### WHAT IS REQUIRED
Copy out all of the data below with no alterations.

### EXTRACTED DATA
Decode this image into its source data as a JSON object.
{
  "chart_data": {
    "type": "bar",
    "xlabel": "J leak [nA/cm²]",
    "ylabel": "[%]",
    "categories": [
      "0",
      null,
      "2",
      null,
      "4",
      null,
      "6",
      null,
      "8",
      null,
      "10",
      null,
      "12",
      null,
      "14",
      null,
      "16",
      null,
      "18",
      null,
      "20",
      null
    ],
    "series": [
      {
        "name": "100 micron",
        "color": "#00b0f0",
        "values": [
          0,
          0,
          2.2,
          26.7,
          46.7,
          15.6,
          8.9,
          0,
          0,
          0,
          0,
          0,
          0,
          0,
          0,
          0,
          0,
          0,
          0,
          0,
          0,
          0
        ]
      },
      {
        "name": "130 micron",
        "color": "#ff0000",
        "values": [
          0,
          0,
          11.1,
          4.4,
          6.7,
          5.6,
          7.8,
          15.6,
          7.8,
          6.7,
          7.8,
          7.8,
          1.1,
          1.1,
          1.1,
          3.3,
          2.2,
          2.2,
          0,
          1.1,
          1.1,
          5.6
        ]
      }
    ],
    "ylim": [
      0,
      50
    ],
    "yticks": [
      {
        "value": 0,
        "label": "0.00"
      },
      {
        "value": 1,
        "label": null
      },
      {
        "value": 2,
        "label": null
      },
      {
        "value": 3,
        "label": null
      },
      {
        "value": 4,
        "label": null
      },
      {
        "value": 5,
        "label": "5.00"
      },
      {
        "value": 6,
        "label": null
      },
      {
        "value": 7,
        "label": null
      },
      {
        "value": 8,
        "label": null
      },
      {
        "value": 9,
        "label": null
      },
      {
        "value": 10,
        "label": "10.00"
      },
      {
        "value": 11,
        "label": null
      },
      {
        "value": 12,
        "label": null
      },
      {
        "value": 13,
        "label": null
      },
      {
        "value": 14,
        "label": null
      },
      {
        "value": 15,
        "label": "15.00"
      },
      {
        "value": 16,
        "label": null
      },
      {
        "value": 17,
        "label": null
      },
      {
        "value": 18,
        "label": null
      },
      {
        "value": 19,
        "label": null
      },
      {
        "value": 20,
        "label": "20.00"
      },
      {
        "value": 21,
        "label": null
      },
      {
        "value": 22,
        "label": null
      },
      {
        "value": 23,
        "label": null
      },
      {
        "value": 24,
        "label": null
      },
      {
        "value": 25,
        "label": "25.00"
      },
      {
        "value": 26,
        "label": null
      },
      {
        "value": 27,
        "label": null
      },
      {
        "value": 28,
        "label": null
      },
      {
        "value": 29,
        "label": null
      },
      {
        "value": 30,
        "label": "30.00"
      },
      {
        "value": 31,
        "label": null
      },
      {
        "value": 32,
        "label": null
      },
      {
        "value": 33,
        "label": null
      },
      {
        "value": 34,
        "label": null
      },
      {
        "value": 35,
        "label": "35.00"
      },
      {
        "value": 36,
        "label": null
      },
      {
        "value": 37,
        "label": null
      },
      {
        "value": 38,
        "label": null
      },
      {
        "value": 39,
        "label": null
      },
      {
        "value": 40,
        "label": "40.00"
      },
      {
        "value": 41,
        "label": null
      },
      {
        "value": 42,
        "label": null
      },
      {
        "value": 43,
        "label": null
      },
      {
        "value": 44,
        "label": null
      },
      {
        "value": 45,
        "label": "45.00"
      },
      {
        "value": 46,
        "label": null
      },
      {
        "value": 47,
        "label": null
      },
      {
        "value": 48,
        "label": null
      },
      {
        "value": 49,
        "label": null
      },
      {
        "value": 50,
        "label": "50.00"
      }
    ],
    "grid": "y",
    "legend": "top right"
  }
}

### TASK RESULT
Decode this image into its source data as a JSON object.
{
  "chart_data": {
    "type": "bar",
    "xlabel": "J leak [nA/cm²]",
    "ylabel": "[%]",
    "categories": [
      "0",
      null,
      "2",
      null,
      "4",
      null,
      "6",
      null,
      "8",
      null,
      "10",
      null,
      "12",
      null,
      "14",
      null,
      "16",
      null,
      "18",
      null,
      "20",
      null
    ],
    "series": [
      {
        "name": "100 micron",
        "color": "#00b0f0",
        "values": [
          0,
          0,
          2.2,
          26.7,
          46.7,
          15.6,
          8.9,
          0,
          0,
          0,
          0,
          0,
          0,
          0,
          0,
          0,
          0,
          0,
          0,
          0,
          0,
          0
        ]
      },
      {
        "name": "130 micron",
        "color": "#ff0000",
        "values": [
          0,
          0,
          11.1,
          4.4,
          6.7,
          5.6,
          7.8,
          15.6,
          7.8,
          6.7,
          7.8,
          7.8,
          1.1,
          1.1,
          1.1,
          3.3,
          2.2,
          2.2,
          0,
          1.1,
          1.1,
          5.6
        ]
      }
    ],
    "ylim": [
      0,
      50
    ],
    "yticks": [
      {
        "value": 0,
        "label": "0.00"
      },
      {
        "value": 1,
        "label": null
      },
      {
        "value": 2,
        "label": null
      },
      {
        "value": 3,
        "label": null
      },
      {
        "value": 4,
        "label": null
      },
      {
        "value": 5,
        "label": "5.00"
      },
      {
        "value": 6,
        "label": null
      },
      {
        "value": 7,
        "label": null
      },
      {
        "value": 8,
        "label": null
      },
      {
        "value": 9,
        "label": null
      },
      {
        "value": 10,
        "label": "10.00"
      },
      {
        "value": 11,
        "label": null
      },
      {
        "value": 12,
        "label": null
      },
      {
        "value": 13,
        "label": null
      },
      {
        "value": 14,
        "label": null
      },
      {
        "value": 15,
        "label": "15.00"
      },
      {
        "value": 16,
        "label": null
      },
      {
        "value": 17,
        "label": null
      },
      {
        "value": 18,
        "label": null
      },
      {
        "value": 19,
        "label": null
      },
      {
        "value": 20,
        "label": "20.00"
      },
      {
        "value": 21,
        "label": null
      },
      {
        "value": 22,
        "label": null
      },
      {
        "value": 23,
        "label": null
      },
      {
        "value": 24,
        "label": null
      },
      {
        "value": 25,
        "label": "25.00"
      },
      {
        "value": 26,
        "label": null
      },
      {
        "value": 27,
        "label": null
      },
      {
        "value": 28,
        "label": null
      },
      {
        "value": 29,
        "label": null
      },
      {
        "value": 30,
        "label": "30.00"
      },
      {
        "value": 31,
        "label": null
      },
      {
        "value": 32,
        "label": null
      },
      {
        "value": 33,
        "label": null
      },
      {
        "value": 34,
        "label": null
      },
      {
        "value": 35,
        "label": "35.00"
      },
      {
        "value": 36,
        "label": null
      },
      {
        "value": 37,
        "label": null
      },
      {
        "value": 38,
        "label": null
      },
      {
        "value": 39,
        "label": null
      },
      {
        "value": 40,
        "label": "40.00"
      },
      {
        "value": 41,
        "label": null
      },
      {
        "value": 42,
        "label": null
      },
      {
        "value": 43,
        "label": null
      },
      {
        "value": 44,
        "label": null
      },
      {
        "value": 45,
        "label": "45.00"
      },
      {
        "value": 46,
        "label": null
      },
      {
        "value": 47,
        "label": null
      },
      {
        "value": 48,
        "label": null
      },
      {
        "value": 49,
        "label": null
      },
      {
        "value": 50,
        "label": "50.00"
      }
    ],
    "grid": "y",
    "legend": "top right"
  }
}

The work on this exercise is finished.